» Given data
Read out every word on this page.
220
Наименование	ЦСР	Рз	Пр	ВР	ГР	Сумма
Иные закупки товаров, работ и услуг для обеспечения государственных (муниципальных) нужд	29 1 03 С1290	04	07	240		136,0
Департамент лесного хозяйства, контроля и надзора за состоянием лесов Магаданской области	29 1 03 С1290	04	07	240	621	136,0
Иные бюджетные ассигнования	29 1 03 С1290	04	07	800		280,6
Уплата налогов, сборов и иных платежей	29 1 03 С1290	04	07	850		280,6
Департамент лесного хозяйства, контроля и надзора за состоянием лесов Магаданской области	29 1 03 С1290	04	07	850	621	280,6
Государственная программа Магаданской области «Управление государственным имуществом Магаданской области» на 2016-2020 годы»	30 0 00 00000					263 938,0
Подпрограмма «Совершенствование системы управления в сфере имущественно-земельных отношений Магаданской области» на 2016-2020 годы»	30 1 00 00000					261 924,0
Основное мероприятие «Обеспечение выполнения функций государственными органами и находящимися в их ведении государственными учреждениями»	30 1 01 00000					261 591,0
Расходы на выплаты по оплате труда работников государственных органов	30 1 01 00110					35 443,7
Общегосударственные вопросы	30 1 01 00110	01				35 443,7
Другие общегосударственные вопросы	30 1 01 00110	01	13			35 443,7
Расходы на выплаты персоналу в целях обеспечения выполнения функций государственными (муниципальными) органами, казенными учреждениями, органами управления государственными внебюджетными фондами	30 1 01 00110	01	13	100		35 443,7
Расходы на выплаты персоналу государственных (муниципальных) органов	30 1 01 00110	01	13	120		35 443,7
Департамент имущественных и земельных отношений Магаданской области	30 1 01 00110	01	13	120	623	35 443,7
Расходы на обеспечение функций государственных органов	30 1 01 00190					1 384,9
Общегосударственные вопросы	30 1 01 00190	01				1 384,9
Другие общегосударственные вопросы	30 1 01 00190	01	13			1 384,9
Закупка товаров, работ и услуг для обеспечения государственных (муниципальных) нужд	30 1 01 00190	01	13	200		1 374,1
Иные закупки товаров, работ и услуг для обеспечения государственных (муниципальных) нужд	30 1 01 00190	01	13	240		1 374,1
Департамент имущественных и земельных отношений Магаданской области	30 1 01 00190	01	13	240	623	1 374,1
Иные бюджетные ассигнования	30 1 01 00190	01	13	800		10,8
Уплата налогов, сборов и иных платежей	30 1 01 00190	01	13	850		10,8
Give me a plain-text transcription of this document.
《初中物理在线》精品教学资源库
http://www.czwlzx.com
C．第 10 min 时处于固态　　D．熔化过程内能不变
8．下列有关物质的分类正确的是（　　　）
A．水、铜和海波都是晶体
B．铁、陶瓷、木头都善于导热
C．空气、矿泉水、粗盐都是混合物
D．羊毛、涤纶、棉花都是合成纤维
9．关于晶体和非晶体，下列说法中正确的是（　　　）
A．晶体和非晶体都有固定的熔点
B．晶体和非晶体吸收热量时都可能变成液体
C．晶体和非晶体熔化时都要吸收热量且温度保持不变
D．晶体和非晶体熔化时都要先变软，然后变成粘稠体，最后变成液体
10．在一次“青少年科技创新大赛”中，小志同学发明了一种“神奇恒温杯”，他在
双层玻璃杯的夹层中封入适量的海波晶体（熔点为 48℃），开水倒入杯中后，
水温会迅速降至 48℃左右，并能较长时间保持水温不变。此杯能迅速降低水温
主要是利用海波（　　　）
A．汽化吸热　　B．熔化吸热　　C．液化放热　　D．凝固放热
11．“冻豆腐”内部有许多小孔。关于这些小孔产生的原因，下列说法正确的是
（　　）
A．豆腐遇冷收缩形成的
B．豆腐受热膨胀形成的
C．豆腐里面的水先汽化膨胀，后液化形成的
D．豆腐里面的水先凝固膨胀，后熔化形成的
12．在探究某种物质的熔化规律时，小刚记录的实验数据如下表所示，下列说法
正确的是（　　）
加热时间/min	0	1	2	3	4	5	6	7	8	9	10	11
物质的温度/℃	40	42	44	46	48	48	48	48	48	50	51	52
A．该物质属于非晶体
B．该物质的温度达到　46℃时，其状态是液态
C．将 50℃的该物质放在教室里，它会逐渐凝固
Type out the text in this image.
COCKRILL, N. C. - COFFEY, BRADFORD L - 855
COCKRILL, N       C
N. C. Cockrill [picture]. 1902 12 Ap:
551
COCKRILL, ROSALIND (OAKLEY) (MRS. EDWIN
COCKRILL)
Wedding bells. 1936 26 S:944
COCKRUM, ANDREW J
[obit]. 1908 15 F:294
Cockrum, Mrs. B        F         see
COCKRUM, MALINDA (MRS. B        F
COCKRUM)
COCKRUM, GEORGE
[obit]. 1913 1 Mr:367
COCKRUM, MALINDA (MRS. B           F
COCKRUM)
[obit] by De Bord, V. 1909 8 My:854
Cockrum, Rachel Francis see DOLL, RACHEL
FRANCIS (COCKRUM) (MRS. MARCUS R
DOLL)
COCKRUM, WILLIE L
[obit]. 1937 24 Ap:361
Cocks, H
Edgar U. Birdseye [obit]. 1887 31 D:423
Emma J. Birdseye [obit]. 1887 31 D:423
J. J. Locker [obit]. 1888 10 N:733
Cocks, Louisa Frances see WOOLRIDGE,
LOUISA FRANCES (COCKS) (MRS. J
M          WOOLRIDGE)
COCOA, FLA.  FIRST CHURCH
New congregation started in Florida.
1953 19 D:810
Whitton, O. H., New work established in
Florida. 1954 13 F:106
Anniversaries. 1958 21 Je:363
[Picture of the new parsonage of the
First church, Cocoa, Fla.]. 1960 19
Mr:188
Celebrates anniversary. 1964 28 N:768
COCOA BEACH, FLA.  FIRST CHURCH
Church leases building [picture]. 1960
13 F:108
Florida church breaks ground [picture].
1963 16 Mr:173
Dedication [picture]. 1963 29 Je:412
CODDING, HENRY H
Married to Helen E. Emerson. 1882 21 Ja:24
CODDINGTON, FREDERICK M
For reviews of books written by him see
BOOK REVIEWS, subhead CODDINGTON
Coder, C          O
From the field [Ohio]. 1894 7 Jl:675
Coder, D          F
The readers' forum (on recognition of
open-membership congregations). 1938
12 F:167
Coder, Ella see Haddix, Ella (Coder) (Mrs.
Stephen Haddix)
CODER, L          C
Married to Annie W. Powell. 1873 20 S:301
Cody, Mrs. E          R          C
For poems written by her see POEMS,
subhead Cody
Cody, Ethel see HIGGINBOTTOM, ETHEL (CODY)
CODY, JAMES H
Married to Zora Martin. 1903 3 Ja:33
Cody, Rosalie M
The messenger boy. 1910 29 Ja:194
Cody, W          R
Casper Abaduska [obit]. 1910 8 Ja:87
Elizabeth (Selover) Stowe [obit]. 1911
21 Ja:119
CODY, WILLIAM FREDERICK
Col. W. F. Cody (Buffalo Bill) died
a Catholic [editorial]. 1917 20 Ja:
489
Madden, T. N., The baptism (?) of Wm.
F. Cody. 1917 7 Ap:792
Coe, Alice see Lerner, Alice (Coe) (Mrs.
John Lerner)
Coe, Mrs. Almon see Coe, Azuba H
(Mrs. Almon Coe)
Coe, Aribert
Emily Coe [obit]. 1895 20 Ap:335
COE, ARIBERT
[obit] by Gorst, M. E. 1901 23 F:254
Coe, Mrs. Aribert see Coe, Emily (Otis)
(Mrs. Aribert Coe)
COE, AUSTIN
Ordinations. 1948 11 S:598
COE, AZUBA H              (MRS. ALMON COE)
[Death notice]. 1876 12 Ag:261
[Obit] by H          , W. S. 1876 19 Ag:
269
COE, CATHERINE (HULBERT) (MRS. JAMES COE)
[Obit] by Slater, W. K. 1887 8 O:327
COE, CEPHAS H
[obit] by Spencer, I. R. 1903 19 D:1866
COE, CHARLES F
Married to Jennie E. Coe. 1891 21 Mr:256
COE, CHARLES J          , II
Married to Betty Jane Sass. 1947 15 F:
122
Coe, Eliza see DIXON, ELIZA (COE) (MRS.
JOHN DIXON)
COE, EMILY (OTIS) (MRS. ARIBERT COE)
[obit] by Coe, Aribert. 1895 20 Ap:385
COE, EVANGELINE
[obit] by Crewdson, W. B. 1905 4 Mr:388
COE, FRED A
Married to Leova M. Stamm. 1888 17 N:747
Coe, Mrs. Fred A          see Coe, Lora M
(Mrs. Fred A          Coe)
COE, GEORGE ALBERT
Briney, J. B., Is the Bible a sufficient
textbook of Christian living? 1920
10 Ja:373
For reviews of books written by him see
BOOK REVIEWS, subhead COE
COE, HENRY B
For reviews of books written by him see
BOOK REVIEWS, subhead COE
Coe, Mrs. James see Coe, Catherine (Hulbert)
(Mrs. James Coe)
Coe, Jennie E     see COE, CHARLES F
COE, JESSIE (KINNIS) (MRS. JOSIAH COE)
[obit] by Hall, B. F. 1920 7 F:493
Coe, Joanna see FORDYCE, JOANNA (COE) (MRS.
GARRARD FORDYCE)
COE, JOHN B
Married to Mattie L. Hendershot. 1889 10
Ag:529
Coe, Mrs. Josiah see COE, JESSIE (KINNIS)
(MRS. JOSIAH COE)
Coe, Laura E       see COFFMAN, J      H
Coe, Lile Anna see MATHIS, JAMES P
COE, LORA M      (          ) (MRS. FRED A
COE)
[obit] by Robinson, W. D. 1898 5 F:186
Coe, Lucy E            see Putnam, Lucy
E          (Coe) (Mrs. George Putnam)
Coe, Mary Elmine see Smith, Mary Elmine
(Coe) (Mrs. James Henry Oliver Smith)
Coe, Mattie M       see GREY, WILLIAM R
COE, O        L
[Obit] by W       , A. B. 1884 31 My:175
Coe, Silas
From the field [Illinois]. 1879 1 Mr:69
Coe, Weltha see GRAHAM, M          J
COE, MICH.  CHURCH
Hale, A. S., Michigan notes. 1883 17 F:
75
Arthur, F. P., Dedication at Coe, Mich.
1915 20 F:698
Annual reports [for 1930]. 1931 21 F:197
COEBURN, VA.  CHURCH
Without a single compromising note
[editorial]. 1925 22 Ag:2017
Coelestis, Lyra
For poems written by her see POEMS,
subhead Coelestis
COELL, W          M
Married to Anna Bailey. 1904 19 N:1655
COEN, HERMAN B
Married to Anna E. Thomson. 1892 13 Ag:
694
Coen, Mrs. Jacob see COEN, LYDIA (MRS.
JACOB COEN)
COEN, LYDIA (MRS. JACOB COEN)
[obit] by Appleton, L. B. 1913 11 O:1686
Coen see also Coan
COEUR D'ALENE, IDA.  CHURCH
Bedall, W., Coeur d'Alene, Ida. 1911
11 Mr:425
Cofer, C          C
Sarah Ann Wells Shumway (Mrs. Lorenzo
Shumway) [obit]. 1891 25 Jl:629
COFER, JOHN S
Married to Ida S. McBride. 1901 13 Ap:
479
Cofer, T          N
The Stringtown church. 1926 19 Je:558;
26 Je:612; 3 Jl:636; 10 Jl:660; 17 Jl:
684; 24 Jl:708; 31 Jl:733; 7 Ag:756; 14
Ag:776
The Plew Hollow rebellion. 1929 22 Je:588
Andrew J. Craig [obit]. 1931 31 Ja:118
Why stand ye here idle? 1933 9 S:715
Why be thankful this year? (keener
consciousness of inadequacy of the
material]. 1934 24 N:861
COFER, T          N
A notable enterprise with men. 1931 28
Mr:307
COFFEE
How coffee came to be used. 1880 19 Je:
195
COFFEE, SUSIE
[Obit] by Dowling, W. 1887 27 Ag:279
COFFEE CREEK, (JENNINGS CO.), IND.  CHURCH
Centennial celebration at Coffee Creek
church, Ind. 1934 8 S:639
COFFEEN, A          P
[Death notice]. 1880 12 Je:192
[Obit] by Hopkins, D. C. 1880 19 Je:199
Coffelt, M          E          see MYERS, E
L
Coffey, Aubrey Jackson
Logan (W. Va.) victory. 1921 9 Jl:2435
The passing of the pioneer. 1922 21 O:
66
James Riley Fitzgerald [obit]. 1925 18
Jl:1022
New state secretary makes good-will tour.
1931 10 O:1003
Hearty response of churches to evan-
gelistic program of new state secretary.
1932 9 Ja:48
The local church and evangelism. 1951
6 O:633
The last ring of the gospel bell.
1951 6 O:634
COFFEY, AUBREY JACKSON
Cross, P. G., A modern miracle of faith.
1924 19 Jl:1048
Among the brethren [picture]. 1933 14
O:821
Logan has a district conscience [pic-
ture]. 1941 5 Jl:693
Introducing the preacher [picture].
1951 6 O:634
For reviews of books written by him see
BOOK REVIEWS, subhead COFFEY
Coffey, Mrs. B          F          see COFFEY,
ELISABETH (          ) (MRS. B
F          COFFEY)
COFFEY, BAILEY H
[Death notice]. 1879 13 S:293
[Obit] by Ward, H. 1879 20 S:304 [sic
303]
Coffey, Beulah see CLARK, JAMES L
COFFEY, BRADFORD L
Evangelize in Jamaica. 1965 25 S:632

» What to work on
In the records above, how many lines include the string "Иные"? Answer with only the number.

» Exercise output
4